- [STATED EXERCISE]:
Identify each line in the records below that contains the word "JSON", and copy it.
-------- DATASET ROWS --------
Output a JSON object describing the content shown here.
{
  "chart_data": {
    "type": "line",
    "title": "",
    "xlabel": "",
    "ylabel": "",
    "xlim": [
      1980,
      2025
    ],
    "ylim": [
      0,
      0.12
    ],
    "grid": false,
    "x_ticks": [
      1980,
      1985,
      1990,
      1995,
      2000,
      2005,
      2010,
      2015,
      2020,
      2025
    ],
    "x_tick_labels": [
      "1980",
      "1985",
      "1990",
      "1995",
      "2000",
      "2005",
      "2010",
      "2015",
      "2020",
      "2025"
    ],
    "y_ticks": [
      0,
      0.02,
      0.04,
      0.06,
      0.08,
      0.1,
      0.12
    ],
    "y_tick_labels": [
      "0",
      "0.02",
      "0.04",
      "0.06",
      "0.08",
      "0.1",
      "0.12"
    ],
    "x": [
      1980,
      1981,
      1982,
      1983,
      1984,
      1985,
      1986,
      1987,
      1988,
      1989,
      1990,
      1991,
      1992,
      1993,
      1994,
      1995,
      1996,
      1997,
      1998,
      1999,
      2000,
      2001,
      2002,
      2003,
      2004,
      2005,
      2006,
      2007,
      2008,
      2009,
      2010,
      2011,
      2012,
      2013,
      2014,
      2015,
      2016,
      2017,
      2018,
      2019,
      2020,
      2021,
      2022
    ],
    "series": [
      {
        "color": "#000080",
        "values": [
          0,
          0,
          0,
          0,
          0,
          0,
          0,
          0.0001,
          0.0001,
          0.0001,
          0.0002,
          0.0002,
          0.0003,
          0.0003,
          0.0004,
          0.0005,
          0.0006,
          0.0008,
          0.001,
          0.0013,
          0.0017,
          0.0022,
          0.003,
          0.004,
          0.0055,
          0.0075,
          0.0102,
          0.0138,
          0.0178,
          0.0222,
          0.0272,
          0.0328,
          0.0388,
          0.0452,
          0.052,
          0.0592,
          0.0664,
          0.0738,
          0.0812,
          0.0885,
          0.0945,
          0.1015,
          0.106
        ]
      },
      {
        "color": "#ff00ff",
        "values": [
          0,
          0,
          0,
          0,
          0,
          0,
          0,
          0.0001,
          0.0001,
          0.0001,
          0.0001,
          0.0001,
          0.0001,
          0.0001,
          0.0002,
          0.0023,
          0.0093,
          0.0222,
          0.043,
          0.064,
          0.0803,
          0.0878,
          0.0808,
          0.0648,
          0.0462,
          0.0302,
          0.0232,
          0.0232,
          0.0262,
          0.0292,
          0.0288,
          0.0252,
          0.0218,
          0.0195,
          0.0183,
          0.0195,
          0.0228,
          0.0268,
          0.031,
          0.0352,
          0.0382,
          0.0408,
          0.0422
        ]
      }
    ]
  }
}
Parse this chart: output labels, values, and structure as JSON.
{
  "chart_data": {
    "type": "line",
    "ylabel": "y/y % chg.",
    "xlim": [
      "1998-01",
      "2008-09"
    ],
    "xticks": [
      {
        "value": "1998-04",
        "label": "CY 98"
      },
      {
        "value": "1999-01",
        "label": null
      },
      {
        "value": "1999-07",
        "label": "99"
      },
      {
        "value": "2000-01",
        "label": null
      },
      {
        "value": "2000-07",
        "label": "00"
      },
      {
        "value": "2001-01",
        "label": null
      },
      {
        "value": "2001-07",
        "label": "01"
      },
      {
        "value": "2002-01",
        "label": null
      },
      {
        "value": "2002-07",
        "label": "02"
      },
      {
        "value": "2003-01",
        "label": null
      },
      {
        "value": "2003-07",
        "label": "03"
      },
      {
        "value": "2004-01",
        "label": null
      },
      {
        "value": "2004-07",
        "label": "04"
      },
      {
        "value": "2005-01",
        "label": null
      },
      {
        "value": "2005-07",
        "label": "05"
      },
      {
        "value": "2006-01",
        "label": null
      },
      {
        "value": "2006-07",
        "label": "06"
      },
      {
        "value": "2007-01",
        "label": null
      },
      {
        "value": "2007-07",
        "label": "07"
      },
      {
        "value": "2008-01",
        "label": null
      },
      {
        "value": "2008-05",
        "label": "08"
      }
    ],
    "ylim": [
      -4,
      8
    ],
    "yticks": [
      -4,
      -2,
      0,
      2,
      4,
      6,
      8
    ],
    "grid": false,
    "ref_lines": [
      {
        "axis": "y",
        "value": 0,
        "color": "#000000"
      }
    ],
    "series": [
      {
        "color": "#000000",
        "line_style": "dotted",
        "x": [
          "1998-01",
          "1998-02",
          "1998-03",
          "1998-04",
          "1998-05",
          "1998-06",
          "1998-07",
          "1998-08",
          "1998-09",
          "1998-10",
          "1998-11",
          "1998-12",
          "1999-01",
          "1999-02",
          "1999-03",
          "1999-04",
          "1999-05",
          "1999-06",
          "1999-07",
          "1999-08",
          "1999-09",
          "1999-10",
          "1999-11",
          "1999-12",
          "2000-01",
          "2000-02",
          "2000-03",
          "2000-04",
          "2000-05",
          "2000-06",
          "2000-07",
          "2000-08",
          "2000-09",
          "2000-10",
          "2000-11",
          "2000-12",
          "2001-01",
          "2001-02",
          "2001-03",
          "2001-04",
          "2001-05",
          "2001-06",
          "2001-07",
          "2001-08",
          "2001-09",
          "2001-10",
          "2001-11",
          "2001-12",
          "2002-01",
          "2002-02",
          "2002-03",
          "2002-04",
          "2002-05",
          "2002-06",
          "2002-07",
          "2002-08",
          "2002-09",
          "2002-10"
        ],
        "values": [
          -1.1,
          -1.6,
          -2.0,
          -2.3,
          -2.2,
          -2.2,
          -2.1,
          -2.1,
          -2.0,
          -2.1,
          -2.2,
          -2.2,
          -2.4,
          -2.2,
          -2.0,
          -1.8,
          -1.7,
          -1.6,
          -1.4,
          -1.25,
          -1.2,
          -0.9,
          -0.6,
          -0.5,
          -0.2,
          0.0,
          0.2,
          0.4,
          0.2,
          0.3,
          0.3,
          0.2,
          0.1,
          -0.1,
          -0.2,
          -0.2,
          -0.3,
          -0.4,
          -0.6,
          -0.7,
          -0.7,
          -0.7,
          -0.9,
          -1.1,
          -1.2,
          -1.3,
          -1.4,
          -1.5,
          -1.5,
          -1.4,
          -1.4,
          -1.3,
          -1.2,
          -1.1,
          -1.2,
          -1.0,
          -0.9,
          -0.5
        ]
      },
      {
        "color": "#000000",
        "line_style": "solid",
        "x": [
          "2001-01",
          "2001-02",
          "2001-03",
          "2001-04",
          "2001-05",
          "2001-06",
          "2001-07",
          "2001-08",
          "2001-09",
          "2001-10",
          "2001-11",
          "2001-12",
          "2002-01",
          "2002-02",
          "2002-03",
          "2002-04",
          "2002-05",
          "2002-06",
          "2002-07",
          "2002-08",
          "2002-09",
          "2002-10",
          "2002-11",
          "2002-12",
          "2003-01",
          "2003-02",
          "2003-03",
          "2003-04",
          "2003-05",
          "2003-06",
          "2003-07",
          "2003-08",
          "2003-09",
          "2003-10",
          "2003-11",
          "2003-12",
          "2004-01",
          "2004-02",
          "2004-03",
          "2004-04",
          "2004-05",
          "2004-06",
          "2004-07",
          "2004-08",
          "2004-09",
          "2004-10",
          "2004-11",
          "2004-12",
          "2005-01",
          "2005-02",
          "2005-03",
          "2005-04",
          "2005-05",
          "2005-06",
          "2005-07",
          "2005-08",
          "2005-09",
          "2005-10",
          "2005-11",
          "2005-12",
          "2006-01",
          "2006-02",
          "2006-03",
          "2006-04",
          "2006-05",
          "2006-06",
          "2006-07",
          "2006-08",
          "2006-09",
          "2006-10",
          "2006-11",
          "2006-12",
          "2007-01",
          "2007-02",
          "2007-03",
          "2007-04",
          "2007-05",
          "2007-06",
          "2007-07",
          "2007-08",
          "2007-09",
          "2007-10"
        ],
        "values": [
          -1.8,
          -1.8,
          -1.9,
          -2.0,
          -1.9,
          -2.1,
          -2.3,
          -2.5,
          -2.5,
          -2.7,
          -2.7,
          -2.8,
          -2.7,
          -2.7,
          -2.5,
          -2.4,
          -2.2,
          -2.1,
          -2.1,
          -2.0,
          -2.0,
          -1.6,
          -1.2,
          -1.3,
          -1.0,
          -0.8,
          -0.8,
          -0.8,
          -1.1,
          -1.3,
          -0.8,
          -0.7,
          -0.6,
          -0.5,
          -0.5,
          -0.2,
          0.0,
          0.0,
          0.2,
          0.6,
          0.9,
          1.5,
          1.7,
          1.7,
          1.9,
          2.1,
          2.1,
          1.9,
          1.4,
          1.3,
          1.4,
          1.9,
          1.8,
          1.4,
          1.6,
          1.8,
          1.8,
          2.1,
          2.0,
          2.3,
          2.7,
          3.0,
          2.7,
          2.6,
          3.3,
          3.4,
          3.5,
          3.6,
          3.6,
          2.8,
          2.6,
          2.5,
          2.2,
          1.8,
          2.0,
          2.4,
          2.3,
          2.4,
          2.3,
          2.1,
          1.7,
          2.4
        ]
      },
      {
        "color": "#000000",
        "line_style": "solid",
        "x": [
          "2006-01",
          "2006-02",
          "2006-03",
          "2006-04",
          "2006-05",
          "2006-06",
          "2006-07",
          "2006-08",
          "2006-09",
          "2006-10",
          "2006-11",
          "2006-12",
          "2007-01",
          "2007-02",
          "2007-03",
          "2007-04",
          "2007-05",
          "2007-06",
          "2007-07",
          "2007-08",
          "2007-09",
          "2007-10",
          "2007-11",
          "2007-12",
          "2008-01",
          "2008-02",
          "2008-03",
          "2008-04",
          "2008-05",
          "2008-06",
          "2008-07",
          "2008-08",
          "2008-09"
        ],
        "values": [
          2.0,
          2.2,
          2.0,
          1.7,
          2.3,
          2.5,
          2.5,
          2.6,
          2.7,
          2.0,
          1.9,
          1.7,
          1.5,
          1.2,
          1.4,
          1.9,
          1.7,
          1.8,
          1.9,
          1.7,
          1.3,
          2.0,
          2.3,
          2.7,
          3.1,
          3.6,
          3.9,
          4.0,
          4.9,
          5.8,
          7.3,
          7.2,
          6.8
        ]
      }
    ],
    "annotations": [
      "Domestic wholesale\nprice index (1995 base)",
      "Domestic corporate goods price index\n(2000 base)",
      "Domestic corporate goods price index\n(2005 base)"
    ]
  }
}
--------
- [SOLUTION TO THE EXERCISE]:
Output a JSON object describing the content shown here.
Parse this chart: output labels, values, and structure as JSON.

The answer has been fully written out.